-- START DATA SECTION --

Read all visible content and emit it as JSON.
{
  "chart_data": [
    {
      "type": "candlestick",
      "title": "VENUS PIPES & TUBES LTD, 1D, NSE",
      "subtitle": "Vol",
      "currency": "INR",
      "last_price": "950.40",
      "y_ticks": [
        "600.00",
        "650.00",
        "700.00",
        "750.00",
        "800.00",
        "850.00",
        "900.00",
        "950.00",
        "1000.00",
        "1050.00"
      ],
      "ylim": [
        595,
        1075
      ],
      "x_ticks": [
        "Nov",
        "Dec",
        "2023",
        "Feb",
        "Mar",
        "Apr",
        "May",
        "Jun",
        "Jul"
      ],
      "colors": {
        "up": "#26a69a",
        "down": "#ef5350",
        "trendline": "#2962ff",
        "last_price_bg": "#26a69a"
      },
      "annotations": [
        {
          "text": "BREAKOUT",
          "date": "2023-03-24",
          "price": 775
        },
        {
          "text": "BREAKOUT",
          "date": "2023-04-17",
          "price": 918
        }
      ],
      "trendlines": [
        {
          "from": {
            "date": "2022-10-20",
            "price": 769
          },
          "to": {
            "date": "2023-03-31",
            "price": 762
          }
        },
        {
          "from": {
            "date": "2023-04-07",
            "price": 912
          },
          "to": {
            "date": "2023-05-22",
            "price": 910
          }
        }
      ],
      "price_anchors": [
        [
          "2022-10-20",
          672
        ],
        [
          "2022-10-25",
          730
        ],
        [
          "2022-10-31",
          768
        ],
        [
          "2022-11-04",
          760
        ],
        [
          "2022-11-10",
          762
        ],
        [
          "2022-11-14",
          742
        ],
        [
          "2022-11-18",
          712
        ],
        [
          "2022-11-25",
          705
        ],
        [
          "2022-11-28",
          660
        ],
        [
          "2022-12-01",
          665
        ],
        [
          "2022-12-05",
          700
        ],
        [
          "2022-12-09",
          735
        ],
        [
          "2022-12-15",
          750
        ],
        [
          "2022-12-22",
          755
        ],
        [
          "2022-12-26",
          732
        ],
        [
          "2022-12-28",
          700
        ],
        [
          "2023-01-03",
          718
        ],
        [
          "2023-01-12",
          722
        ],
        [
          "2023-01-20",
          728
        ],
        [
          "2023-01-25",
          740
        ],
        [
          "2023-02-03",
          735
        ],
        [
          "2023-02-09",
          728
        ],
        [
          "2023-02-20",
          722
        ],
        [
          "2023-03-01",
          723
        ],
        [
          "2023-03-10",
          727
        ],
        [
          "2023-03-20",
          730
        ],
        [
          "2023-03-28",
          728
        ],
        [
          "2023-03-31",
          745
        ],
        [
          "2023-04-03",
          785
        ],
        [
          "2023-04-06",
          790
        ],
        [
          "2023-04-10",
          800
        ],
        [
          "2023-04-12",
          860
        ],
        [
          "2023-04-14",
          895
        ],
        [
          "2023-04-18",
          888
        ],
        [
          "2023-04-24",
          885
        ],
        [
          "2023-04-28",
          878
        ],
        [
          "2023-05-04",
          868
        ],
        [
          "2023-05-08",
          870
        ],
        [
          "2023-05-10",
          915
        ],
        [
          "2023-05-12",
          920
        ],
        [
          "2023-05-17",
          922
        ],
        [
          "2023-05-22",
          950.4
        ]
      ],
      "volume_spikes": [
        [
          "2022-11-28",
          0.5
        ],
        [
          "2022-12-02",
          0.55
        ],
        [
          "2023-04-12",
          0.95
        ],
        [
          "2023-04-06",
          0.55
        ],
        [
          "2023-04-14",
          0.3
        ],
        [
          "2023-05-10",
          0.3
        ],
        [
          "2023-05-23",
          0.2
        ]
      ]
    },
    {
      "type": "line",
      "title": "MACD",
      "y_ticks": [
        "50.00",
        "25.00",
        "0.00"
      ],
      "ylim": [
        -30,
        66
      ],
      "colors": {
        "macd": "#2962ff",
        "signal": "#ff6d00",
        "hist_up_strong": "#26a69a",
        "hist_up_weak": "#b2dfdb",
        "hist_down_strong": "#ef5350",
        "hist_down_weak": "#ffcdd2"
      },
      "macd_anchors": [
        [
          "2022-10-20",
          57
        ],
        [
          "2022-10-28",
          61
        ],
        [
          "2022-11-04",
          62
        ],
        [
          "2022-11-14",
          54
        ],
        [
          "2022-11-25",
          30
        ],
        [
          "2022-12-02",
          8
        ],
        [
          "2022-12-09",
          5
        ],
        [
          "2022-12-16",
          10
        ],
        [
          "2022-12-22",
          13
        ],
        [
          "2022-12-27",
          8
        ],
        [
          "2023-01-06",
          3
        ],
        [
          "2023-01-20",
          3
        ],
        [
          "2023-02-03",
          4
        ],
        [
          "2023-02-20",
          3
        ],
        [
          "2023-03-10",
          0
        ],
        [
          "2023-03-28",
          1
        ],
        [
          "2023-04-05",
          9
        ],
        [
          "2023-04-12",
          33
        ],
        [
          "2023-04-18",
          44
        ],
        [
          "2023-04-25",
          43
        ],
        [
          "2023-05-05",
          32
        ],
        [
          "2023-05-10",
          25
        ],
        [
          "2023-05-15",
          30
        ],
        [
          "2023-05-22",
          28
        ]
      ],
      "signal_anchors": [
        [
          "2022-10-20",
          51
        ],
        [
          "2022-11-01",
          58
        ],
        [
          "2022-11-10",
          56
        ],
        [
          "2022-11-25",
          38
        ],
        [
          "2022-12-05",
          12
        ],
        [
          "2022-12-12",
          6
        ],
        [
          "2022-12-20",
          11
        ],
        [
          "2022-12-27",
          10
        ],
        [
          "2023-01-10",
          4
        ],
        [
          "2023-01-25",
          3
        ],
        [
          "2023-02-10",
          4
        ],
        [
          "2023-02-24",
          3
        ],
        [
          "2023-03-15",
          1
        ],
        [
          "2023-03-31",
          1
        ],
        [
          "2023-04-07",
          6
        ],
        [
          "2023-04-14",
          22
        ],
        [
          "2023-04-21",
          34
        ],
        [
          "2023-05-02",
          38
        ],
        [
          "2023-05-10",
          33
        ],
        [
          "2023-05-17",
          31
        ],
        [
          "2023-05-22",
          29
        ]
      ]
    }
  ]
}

-- END DATA SECTION --

_TASK PROMPT_
Retype the data exactly as given.

_TASK RESULT_
Read all visible content and emit it as JSON.
{
  "chart_data": [
    {
      "type": "candlestick",
      "title": "VENUS PIPES & TUBES LTD, 1D, NSE",
      "subtitle": "Vol",
      "currency": "INR",
      "last_price": "950.40",
      "y_ticks": [
        "600.00",
        "650.00",
        "700.00",
        "750.00",
        "800.00",
        "850.00",
        "900.00",
        "950.00",
        "1000.00",
        "1050.00"
      ],
      "ylim": [
        595,
        1075
      ],
      "x_ticks": [
        "Nov",
        "Dec",
        "2023",
        "Feb",
        "Mar",
        "Apr",
        "May",
        "Jun",
        "Jul"
      ],
      "colors": {
        "up": "#26a69a",
        "down": "#ef5350",
        "trendline": "#2962ff",
        "last_price_bg": "#26a69a"
      },
      "annotations": [
        {
          "text": "BREAKOUT",
          "date": "2023-03-24",
          "price": 775
        },
        {
          "text": "BREAKOUT",
          "date": "2023-04-17",
          "price": 918
        }
      ],
      "trendlines": [
        {
          "from": {
            "date": "2022-10-20",
            "price": 769
          },
          "to": {
            "date": "2023-03-31",
            "price": 762
          }
        },
        {
          "from": {
            "date": "2023-04-07",
            "price": 912
          },
          "to": {
            "date": "2023-05-22",
            "price": 910
          }
        }
      ],
      "price_anchors": [
        [
          "2022-10-20",
          672
        ],
        [
          "2022-10-25",
          730
        ],
        [
          "2022-10-31",
          768
        ],
        [
          "2022-11-04",
          760
        ],
        [
          "2022-11-10",
          762
        ],
        [
          "2022-11-14",
          742
        ],
        [
          "2022-11-18",
          712
        ],
        [
          "2022-11-25",
          705
        ],
        [
          "2022-11-28",
          660
        ],
        [
          "2022-12-01",
          665
        ],
        [
          "2022-12-05",
          700
        ],
        [
          "2022-12-09",
          735
        ],
        [
          "2022-12-15",
          750
        ],
        [
          "2022-12-22",
          755
        ],
        [
          "2022-12-26",
          732
        ],
        [
          "2022-12-28",
          700
        ],
        [
          "2023-01-03",
          718
        ],
        [
          "2023-01-12",
          722
        ],
        [
          "2023-01-20",
          728
        ],
        [
          "2023-01-25",
          740
        ],
        [
          "2023-02-03",
          735
        ],
        [
          "2023-02-09",
          728
        ],
        [
          "2023-02-20",
          722
        ],
        [
          "2023-03-01",
          723
        ],
        [
          "2023-03-10",
          727
        ],
        [
          "2023-03-20",
          730
        ],
        [
          "2023-03-28",
          728
        ],
        [
          "2023-03-31",
          745
        ],
        [
          "2023-04-03",
          785
        ],
        [
          "2023-04-06",
          790
        ],
        [
          "2023-04-10",
          800
        ],
        [
          "2023-04-12",
          860
        ],
        [
          "2023-04-14",
          895
        ],
        [
          "2023-04-18",
          888
        ],
        [
          "2023-04-24",
          885
        ],
        [
          "2023-04-28",
          878
        ],
        [
          "2023-05-04",
          868
        ],
        [
          "2023-05-08",
          870
        ],
        [
          "2023-05-10",
          915
        ],
        [
          "2023-05-12",
          920
        ],
        [
          "2023-05-17",
          922
        ],
        [
          "2023-05-22",
          950.4
        ]
      ],
      "volume_spikes": [
        [
          "2022-11-28",
          0.5
        ],
        [
          "2022-12-02",
          0.55
        ],
        [
          "2023-04-12",
          0.95
        ],
        [
          "2023-04-06",
          0.55
        ],
        [
          "2023-04-14",
          0.3
        ],
        [
          "2023-05-10",
          0.3
        ],
        [
          "2023-05-23",
          0.2
        ]
      ]
    },
    {
      "type": "line",
      "title": "MACD",
      "y_ticks": [
        "50.00",
        "25.00",
        "0.00"
      ],
      "ylim": [
        -30,
        66
      ],
      "colors": {
        "macd": "#2962ff",
        "signal": "#ff6d00",
        "hist_up_strong": "#26a69a",
        "hist_up_weak": "#b2dfdb",
        "hist_down_strong": "#ef5350",
        "hist_down_weak": "#ffcdd2"
      },
      "macd_anchors": [
        [
          "2022-10-20",
          57
        ],
        [
          "2022-10-28",
          61
        ],
        [
          "2022-11-04",
          62
        ],
        [
          "2022-11-14",
          54
        ],
        [
          "2022-11-25",
          30
        ],
        [
          "2022-12-02",
          8
        ],
        [
          "2022-12-09",
          5
        ],
        [
          "2022-12-16",
          10
        ],
        [
          "2022-12-22",
          13
        ],
        [
          "2022-12-27",
          8
        ],
        [
          "2023-01-06",
          3
        ],
        [
          "2023-01-20",
          3
        ],
        [
          "2023-02-03",
          4
        ],
        [
          "2023-02-20",
          3
        ],
        [
          "2023-03-10",
          0
        ],
        [
          "2023-03-28",
          1
        ],
        [
          "2023-04-05",
          9
        ],
        [
          "2023-04-12",
          33
        ],
        [
          "2023-04-18",
          44
        ],
        [
          "2023-04-25",
          43
        ],
        [
          "2023-05-05",
          32
        ],
        [
          "2023-05-10",
          25
        ],
        [
          "2023-05-15",
          30
        ],
        [
          "2023-05-22",
          28
        ]
      ],
      "signal_anchors": [
        [
          "2022-10-20",
          51
        ],
        [
          "2022-11-01",
          58
        ],
        [
          "2022-11-10",
          56
        ],
        [
          "2022-11-25",
          38
        ],
        [
          "2022-12-05",
          12
        ],
        [
          "2022-12-12",
          6
        ],
        [
          "2022-12-20",
          11
        ],
        [
          "2022-12-27",
          10
        ],
        [
          "2023-01-10",
          4
        ],
        [
          "2023-01-25",
          3
        ],
        [
          "2023-02-10",
          4
        ],
        [
          "2023-02-24",
          3
        ],
        [
          "2023-03-15",
          1
        ],
        [
          "2023-03-31",
          1
        ],
        [
          "2023-04-07",
          6
        ],
        [
          "2023-04-14",
          22
        ],
        [
          "2023-04-21",
          34
        ],
        [
          "2023-05-02",
          38
        ],
        [
          "2023-05-10",
          33
        ],
        [
          "2023-05-17",
          31
        ],
        [
          "2023-05-22",
          29
        ]
      ]
    }
  ]
}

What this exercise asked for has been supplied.